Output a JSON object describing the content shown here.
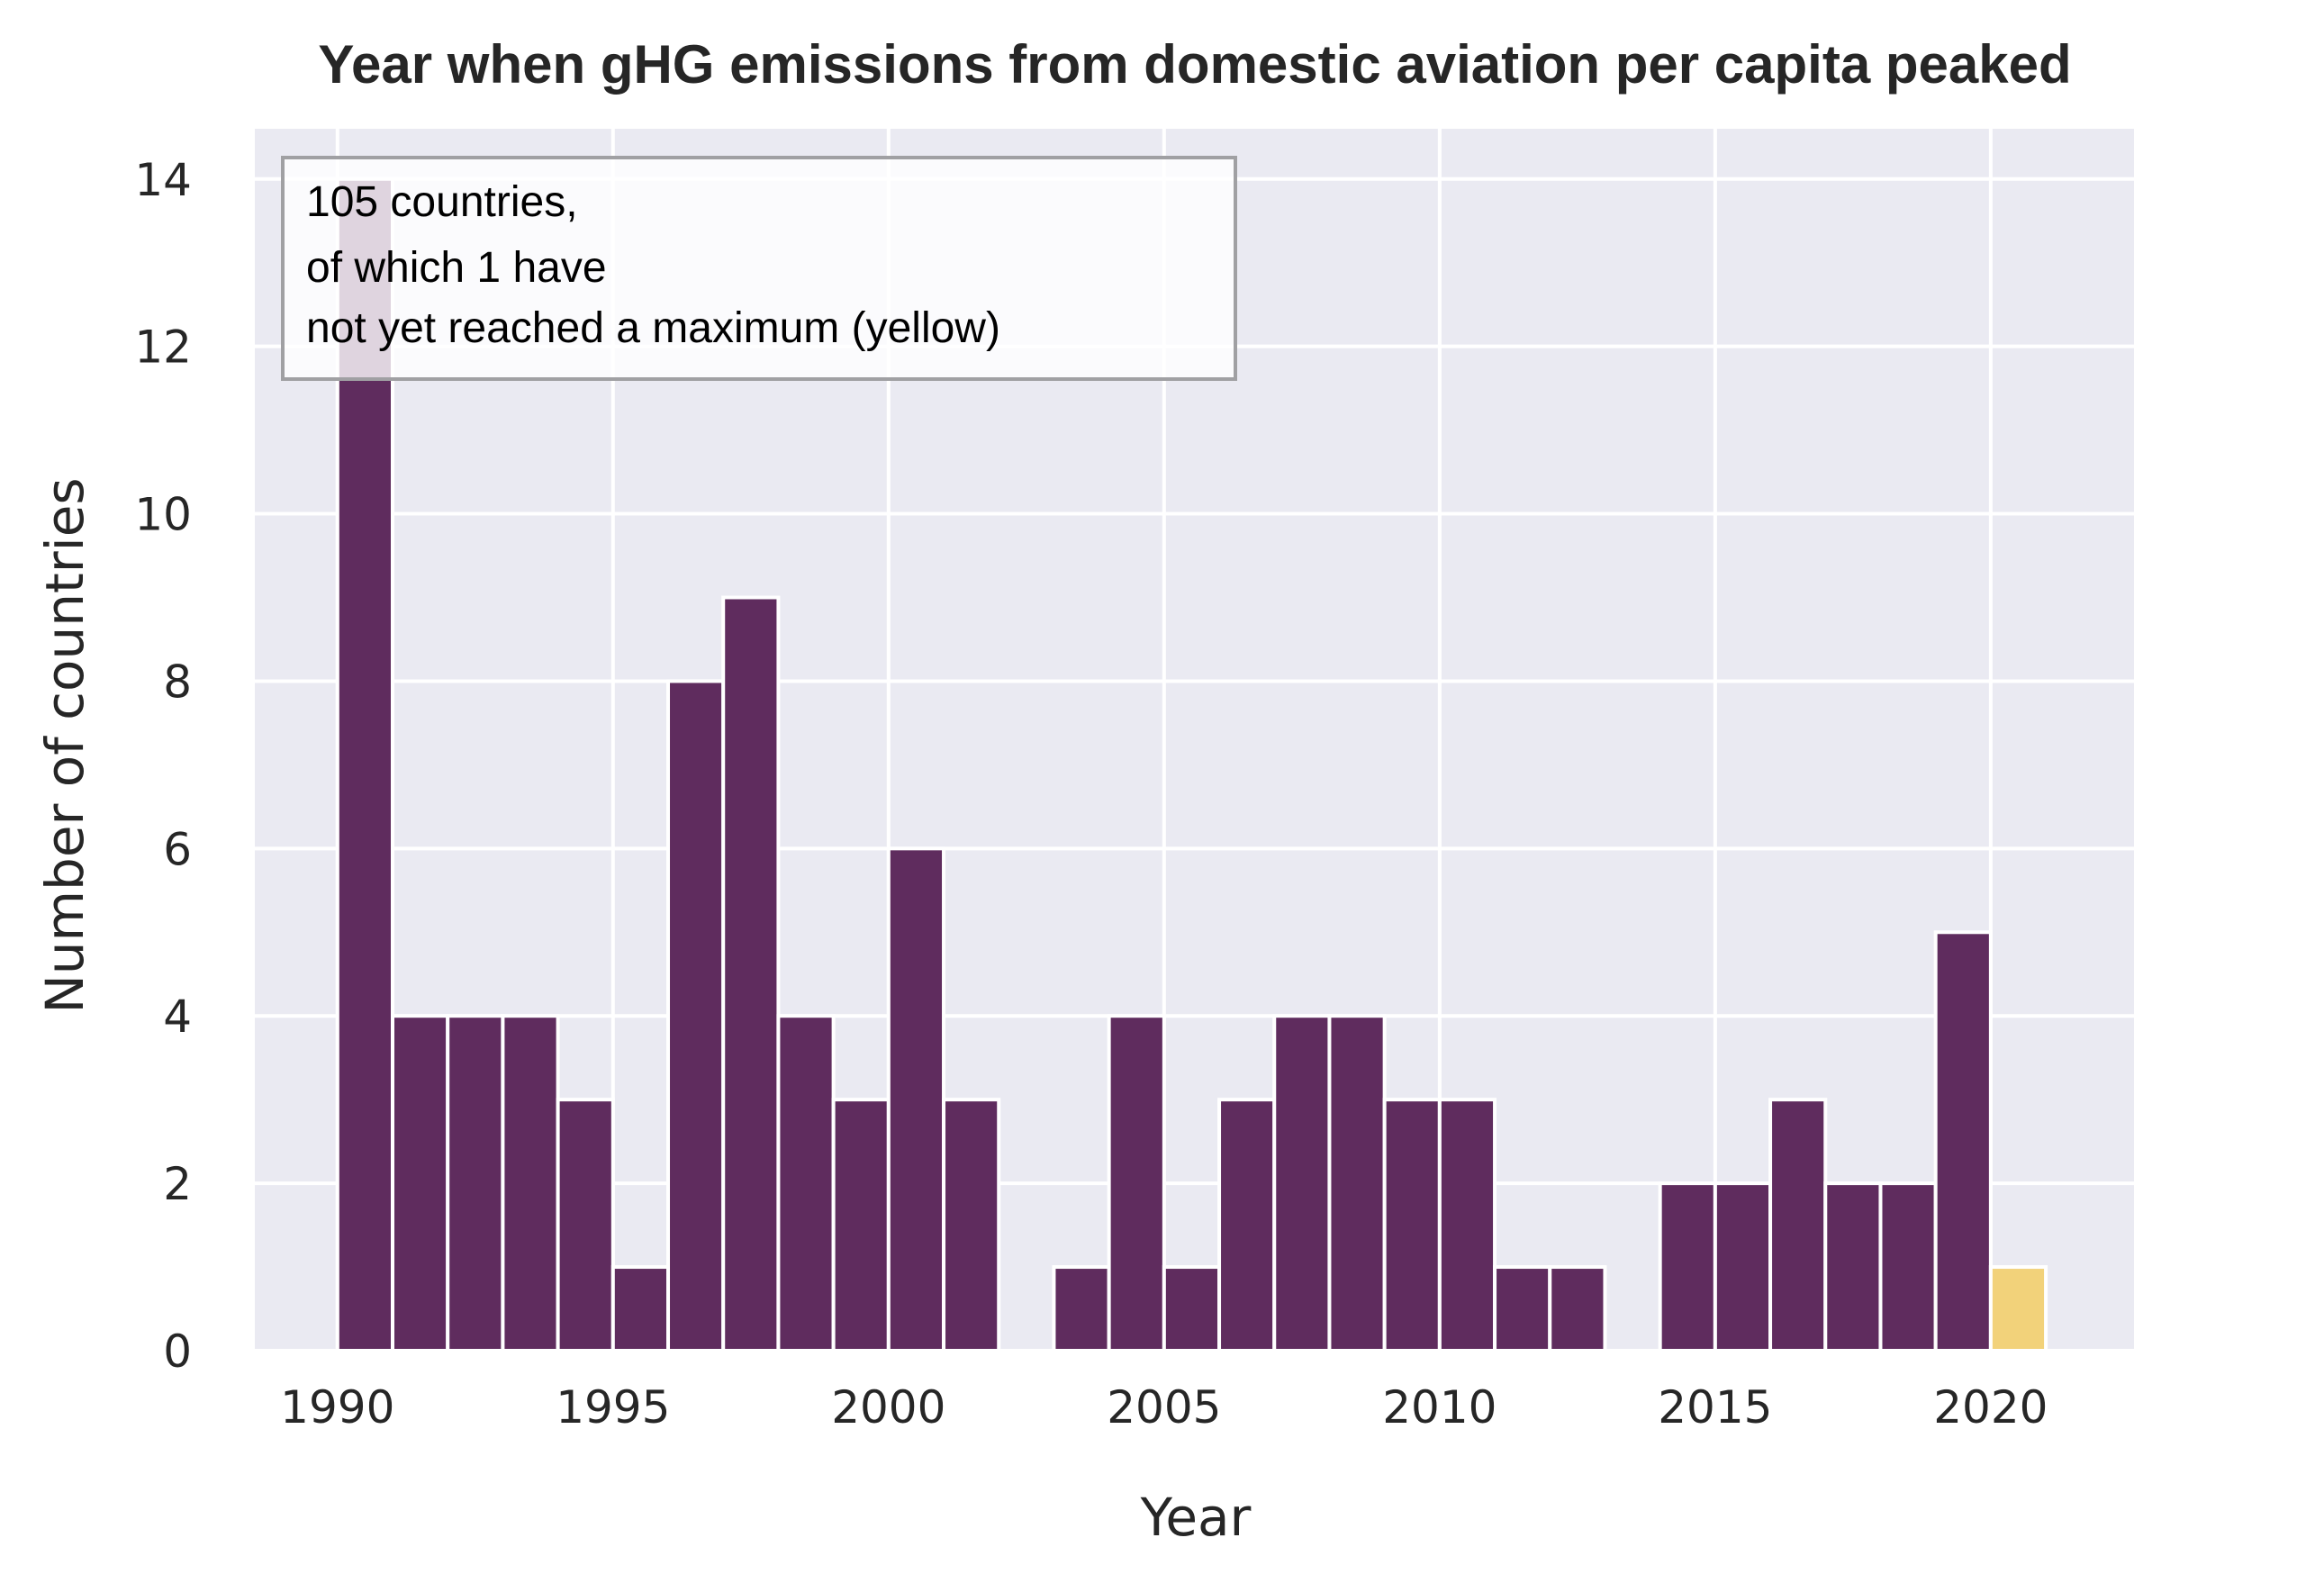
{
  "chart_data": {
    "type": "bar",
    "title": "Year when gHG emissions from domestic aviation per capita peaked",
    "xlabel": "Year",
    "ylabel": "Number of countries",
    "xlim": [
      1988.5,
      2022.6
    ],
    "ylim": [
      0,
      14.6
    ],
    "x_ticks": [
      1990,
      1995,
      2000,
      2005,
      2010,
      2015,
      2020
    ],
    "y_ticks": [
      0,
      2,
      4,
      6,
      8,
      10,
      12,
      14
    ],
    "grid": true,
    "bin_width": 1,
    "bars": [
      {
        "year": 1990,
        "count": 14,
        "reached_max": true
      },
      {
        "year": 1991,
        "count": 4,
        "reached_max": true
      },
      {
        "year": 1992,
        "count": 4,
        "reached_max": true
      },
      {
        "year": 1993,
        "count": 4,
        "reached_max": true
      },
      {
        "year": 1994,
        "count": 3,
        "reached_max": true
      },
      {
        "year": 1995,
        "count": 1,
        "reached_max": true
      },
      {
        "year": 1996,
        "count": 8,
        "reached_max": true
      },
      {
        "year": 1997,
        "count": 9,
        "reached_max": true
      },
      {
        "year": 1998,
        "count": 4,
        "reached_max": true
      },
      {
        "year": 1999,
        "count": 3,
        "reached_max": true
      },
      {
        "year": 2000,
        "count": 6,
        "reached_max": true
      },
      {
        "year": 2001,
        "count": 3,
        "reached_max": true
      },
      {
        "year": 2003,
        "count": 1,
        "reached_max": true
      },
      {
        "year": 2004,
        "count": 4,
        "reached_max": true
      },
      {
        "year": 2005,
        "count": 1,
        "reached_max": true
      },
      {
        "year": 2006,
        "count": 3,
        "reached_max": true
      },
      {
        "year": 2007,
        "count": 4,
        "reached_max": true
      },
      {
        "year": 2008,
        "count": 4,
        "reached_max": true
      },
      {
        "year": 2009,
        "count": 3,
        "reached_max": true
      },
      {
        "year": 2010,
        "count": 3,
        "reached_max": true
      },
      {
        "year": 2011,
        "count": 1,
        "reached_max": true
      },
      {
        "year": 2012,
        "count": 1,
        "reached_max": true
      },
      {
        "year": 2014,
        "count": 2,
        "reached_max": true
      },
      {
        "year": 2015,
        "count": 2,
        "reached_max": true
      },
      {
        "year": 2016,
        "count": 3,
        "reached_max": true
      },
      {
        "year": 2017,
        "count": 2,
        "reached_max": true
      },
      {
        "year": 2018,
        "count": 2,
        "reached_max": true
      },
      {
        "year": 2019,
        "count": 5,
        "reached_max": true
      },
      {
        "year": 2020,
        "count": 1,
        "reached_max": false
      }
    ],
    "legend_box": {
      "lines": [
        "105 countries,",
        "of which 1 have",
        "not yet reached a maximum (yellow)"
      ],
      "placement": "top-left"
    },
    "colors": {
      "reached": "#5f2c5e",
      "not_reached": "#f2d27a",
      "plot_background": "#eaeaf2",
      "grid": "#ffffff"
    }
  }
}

**Written problem:**
Return, from the data, each line that has the word "countries" in it.

**Correct response:**
    "ylabel": "Number of countries",
        "105 countries,",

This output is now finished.